Provided passage
▲ The buses certainly add some color to Jeju's roads. Photo courtesy Jeju Tourism Association
Jeju Golden Bus City Tourmade its first ever departure from Jeju Welcome Center on Tuesday Nov. 11 in an attempt to improve tourist bus services on the island. Twelve departures per day will leave Shin Jeju, stopping at 22 tourist sites, hotels and transport hubs across Jeju City.
To woo the Chinese, who are expected to comprise 80 percent of the passengers, the Hyundai buses are golden, as is the clothing of the driver and guide. The guides travel on the buses with passengers and all four (one per bus) are said to handle basic English, while three also speak in Japanese and the other Chinese.
Aside from the guides, each seat has a personal audio set with introductions to each of the bus stops in four languages. The televisions overhead should also provide visual guides, although these had not yet been installed on the day of my trip.
The bus itself was extremely comfortable and the driver and guide were both extremely personable, although with only basic English. After reverting to Korean, we really got on well for the short trip and I think this will make the bus more attractive to Chinese and Japanese passengers.
Among the 22 stops across the city, 12 are hotels or transport hubs. While the established Jeju City Tour Bus concentrates on getting tourists to Jeju’s attractions, this bus seems a mixture of transit and sightseeing, and at 1-hour intervals it might find it hard to compete with quicker, more comfortable and similarly priced taxis.
This is compounded by the fact the bus travels between Shin (New) and Gu (Old) Jeju, ploughing a route through a fairly compact zone, particularly in the older parts of town frequented by many cruise passengers.
A major attraction of tour buses over taxis is their convenience and price, yet it seems Jeju Golden Bus City Tour is more inconvenient, and on a par for price. The attractions are worth seeing, but in-the-know tourists might opt for other modes of transport to see them.
▲ The bus stops are dominated by hotels and transport hubs, making the bus less attractive to tourists.

Source data
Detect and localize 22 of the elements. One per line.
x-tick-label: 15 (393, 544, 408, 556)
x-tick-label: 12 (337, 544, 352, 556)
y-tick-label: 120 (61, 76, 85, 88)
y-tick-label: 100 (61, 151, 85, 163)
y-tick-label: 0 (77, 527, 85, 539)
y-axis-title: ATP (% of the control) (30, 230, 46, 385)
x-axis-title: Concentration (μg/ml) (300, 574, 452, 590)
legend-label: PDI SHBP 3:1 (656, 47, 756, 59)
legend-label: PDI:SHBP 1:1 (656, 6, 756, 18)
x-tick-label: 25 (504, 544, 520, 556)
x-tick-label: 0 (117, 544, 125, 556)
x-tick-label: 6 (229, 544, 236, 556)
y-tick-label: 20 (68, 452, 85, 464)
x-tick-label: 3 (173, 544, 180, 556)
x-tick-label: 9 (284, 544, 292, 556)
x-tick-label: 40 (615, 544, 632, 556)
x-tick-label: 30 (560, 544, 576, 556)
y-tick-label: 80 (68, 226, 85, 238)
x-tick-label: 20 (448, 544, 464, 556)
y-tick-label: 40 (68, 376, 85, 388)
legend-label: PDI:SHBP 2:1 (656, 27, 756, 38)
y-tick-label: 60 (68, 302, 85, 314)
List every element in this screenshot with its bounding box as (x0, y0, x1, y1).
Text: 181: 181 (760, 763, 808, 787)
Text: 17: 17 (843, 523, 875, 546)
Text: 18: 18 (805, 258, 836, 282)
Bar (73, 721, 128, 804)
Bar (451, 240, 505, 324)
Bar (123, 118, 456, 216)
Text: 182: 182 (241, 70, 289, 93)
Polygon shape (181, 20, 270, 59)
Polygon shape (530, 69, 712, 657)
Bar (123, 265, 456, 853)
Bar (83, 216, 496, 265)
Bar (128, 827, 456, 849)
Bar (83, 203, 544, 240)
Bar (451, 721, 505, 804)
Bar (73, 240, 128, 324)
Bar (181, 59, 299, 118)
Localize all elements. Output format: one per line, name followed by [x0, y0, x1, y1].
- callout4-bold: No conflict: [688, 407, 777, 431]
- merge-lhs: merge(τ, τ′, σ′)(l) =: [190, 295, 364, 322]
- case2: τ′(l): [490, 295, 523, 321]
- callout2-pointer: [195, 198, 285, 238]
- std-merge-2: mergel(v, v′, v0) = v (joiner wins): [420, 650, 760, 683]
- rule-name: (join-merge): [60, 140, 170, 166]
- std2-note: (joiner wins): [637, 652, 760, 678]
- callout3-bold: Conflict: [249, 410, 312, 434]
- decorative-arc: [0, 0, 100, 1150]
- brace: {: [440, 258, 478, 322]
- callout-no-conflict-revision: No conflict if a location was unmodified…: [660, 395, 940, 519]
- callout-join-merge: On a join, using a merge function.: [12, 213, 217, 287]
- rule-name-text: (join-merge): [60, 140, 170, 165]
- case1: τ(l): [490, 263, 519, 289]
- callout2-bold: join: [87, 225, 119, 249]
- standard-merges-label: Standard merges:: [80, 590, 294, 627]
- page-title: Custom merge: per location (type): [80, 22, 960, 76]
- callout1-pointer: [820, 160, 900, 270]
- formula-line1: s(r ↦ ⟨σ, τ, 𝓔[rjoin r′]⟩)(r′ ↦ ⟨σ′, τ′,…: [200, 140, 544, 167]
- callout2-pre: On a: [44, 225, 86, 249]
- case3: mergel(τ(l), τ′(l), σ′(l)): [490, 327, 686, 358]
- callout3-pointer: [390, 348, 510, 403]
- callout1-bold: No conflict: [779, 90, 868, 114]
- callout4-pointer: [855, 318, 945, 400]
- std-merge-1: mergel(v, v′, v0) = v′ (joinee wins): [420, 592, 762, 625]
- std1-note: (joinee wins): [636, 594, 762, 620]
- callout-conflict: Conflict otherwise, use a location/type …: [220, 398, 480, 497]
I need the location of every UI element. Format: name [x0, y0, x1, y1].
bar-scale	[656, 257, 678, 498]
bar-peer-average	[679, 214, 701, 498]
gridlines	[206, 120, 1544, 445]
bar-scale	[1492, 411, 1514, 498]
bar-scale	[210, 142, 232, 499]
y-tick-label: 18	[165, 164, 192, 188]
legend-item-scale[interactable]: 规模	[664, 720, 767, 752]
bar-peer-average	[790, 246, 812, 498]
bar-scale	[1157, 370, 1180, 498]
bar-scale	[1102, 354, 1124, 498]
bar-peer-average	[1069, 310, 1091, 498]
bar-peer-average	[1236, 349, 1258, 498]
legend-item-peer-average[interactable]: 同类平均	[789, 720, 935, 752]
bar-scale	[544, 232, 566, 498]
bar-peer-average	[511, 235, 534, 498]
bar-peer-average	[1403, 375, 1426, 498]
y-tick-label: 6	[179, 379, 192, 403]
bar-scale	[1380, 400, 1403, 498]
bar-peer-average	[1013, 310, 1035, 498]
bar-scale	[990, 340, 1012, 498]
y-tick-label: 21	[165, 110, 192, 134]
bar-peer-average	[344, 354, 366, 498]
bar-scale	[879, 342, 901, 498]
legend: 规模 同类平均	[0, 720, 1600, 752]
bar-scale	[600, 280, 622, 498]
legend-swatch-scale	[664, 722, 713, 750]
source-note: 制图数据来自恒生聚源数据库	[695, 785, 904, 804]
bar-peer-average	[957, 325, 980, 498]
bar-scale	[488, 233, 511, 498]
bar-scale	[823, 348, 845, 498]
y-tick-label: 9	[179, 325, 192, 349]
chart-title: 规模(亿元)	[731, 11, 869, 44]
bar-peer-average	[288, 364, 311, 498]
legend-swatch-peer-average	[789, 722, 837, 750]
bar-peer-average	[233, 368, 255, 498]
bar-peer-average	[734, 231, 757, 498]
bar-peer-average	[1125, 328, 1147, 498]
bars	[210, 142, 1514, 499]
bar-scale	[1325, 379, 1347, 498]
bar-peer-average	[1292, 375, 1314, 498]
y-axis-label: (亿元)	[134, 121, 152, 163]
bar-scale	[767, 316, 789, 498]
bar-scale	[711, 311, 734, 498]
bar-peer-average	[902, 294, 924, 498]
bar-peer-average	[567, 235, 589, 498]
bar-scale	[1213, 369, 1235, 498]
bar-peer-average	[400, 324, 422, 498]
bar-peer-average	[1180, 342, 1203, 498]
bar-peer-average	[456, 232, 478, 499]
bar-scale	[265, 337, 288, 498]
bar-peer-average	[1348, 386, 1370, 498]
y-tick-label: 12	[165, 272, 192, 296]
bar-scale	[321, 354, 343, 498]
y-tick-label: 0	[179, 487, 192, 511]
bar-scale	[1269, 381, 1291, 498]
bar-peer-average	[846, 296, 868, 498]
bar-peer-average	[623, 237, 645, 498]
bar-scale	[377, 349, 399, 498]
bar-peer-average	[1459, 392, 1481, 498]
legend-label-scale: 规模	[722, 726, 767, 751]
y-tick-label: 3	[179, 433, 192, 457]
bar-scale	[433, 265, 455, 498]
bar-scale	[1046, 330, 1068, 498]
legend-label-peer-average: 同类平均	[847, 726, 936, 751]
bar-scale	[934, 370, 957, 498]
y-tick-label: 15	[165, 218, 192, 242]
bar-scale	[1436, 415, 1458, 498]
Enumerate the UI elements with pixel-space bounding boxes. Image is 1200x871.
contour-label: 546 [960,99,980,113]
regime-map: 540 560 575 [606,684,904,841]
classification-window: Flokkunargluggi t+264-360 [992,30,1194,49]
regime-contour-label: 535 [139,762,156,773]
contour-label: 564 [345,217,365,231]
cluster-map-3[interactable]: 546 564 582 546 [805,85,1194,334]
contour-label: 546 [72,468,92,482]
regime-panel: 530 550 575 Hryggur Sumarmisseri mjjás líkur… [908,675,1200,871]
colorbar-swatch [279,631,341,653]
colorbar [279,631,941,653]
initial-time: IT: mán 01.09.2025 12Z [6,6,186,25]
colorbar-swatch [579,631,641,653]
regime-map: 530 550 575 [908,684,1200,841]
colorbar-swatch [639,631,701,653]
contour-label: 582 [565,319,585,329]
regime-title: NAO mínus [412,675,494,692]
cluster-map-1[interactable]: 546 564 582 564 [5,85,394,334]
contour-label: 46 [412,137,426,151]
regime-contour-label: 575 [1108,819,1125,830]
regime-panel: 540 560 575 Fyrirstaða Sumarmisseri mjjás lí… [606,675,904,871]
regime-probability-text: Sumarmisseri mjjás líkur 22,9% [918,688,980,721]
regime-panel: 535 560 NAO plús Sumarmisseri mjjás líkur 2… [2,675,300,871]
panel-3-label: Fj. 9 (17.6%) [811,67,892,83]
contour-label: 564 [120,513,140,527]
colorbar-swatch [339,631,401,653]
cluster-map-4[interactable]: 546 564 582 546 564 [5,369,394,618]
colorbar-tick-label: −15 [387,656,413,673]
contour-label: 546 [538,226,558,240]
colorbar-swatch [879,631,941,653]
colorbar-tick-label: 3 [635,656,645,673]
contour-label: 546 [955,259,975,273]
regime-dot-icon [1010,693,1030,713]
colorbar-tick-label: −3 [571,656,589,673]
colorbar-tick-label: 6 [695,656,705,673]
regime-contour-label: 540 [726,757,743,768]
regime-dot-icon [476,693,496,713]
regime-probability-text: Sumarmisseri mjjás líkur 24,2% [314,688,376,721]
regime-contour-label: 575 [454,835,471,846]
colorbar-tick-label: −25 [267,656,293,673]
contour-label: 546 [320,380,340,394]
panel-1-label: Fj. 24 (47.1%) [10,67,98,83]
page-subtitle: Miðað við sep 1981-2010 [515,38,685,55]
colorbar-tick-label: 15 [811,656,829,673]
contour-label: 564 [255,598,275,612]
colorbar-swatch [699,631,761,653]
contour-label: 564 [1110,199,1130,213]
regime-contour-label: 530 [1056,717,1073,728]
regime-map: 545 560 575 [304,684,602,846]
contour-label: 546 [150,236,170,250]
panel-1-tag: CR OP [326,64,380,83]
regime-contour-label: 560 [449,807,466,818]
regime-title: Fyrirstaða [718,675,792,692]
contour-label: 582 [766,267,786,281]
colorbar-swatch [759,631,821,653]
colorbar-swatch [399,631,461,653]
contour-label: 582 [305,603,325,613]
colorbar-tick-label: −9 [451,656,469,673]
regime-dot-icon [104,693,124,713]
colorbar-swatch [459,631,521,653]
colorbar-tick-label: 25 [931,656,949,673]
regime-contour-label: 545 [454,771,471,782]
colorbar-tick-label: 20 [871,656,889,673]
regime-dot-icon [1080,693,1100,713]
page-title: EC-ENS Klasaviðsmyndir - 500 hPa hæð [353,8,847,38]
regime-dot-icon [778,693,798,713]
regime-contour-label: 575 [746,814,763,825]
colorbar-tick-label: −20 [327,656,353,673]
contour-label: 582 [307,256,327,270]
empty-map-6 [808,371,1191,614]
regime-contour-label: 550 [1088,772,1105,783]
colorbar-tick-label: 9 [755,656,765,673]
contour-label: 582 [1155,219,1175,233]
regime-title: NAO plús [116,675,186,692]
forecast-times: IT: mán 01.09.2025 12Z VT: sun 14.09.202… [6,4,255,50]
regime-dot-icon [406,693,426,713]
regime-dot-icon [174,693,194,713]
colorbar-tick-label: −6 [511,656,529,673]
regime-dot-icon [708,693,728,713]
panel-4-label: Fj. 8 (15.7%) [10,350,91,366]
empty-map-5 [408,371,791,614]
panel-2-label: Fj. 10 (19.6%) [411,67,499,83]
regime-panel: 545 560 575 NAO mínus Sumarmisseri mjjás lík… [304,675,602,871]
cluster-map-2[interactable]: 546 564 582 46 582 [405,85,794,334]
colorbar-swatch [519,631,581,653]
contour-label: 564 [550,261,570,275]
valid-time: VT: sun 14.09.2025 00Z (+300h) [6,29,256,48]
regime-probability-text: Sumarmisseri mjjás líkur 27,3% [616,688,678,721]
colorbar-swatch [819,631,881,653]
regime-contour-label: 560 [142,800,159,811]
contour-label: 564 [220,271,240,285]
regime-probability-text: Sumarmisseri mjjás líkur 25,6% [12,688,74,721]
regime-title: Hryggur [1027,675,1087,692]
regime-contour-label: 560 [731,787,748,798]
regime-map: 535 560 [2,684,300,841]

Exercise details
Pick up the Jeju bus article after its last sentence and keep writing it. The records have nothing to do with the Jeju bus article.

Response area
Ticket discounts not yet available
On the subject of price, tickets are 12,000 won for adults and 10,000 won for children (with a 1,000 won discount available online). To compensate for the price, passengers are promised discounts at participating attractions and also shops, such as at the Underground Shopping Mall, and the markets.
Despite the promises, on the day of boarding the bus (Nov. 21) I was told not many participating outlets had yet been found. When I visited Dongmun Market, none of the vendors was aware of the tour bus, nevermind the discounts I was supposed to enjoy.
Similarly, when I tried to enter Jeju Folk Museum of Natural History I was asked to pay the full ticket price, despite my trusty golden ticket.
These problems should be quickly addressed as they detract from the ticket value.
At the time of taking the bus the website was not fully translated and Google Translate provided English, Chinese and Japanese.
The page is now, thankfully, almost fully translated, but issues remain, including the fact the bus schedule and destination descriptions are in Korean, even when buying a ticket.
I was also unable to complete the purchase using the Chrome web browser, and had to use Internet Explorer.
Bearing in mind these teething problems, plus the more fundamental problems associated with the tour earlier outlined, the bus fails to significantly improve Jeju’s tour bus options.